- _Written exercise_: Copy out all the records exactly.

- _Provided records_:
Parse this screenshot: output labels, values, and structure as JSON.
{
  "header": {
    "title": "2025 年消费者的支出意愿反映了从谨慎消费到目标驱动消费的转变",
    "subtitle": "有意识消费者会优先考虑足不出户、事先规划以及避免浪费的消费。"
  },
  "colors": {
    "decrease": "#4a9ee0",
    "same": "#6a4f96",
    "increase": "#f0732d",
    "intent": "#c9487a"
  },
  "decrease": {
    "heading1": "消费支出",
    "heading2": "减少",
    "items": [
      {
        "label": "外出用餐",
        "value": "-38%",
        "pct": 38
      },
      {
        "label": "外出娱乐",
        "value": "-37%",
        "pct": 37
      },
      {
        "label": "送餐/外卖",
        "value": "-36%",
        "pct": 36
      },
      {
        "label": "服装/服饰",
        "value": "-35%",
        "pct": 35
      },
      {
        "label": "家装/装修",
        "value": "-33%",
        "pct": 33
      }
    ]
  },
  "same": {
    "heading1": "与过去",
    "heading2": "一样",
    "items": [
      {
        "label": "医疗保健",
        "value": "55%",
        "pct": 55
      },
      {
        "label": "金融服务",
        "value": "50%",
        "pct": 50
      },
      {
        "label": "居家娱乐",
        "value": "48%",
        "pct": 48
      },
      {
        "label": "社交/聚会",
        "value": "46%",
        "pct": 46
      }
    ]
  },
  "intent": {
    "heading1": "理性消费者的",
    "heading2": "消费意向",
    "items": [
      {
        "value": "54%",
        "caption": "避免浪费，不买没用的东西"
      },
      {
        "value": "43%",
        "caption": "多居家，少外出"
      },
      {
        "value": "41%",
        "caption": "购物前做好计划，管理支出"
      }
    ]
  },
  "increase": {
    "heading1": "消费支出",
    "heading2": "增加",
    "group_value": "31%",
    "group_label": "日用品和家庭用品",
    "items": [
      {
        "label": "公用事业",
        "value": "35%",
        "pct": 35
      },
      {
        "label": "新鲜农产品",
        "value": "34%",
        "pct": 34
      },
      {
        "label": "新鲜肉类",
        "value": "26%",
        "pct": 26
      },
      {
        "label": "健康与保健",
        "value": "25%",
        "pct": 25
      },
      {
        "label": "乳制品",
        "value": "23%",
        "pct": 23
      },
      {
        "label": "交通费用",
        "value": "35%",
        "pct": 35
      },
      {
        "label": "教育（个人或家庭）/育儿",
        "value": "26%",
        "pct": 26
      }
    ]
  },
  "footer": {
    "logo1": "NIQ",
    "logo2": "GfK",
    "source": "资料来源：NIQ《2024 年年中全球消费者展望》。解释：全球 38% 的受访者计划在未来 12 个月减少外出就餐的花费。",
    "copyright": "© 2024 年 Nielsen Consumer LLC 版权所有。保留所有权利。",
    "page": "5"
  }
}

- _Written solution_:
Parse this screenshot: output labels, values, and structure as JSON.
{
  "header": {
    "title": "2025 年消费者的支出意愿反映了从谨慎消费到目标驱动消费的转变",
    "subtitle": "有意识消费者会优先考虑足不出户、事先规划以及避免浪费的消费。"
  },
  "colors": {
    "decrease": "#4a9ee0",
    "same": "#6a4f96",
    "increase": "#f0732d",
    "intent": "#c9487a"
  },
  "decrease": {
    "heading1": "消费支出",
    "heading2": "减少",
    "items": [
      {
        "label": "外出用餐",
        "value": "-38%",
        "pct": 38
      },
      {
        "label": "外出娱乐",
        "value": "-37%",
        "pct": 37
      },
      {
        "label": "送餐/外卖",
        "value": "-36%",
        "pct": 36
      },
      {
        "label": "服装/服饰",
        "value": "-35%",
        "pct": 35
      },
      {
        "label": "家装/装修",
        "value": "-33%",
        "pct": 33
      }
    ]
  },
  "same": {
    "heading1": "与过去",
    "heading2": "一样",
    "items": [
      {
        "label": "医疗保健",
        "value": "55%",
        "pct": 55
      },
      {
        "label": "金融服务",
        "value": "50%",
        "pct": 50
      },
      {
        "label": "居家娱乐",
        "value": "48%",
        "pct": 48
      },
      {
        "label": "社交/聚会",
        "value": "46%",
        "pct": 46
      }
    ]
  },
  "intent": {
    "heading1": "理性消费者的",
    "heading2": "消费意向",
    "items": [
      {
        "value": "54%",
        "caption": "避免浪费，不买没用的东西"
      },
      {
        "value": "43%",
        "caption": "多居家，少外出"
      },
      {
        "value": "41%",
        "caption": "购物前做好计划，管理支出"
      }
    ]
  },
  "increase": {
    "heading1": "消费支出",
    "heading2": "增加",
    "group_value": "31%",
    "group_label": "日用品和家庭用品",
    "items": [
      {
        "label": "公用事业",
        "value": "35%",
        "pct": 35
      },
      {
        "label": "新鲜农产品",
        "value": "34%",
        "pct": 34
      },
      {
        "label": "新鲜肉类",
        "value": "26%",
        "pct": 26
      },
      {
        "label": "健康与保健",
        "value": "25%",
        "pct": 25
      },
      {
        "label": "乳制品",
        "value": "23%",
        "pct": 23
      },
      {
        "label": "交通费用",
        "value": "35%",
        "pct": 35
      },
      {
        "label": "教育（个人或家庭）/育儿",
        "value": "26%",
        "pct": 26
      }
    ]
  },
  "footer": {
    "logo1": "NIQ",
    "logo2": "GfK",
    "source": "资料来源：NIQ《2024 年年中全球消费者展望》。解释：全球 38% 的受访者计划在未来 12 个月减少外出就餐的花费。",
    "copyright": "© 2024 年 Nielsen Consumer LLC 版权所有。保留所有权利。",
    "page": "5"
  }
}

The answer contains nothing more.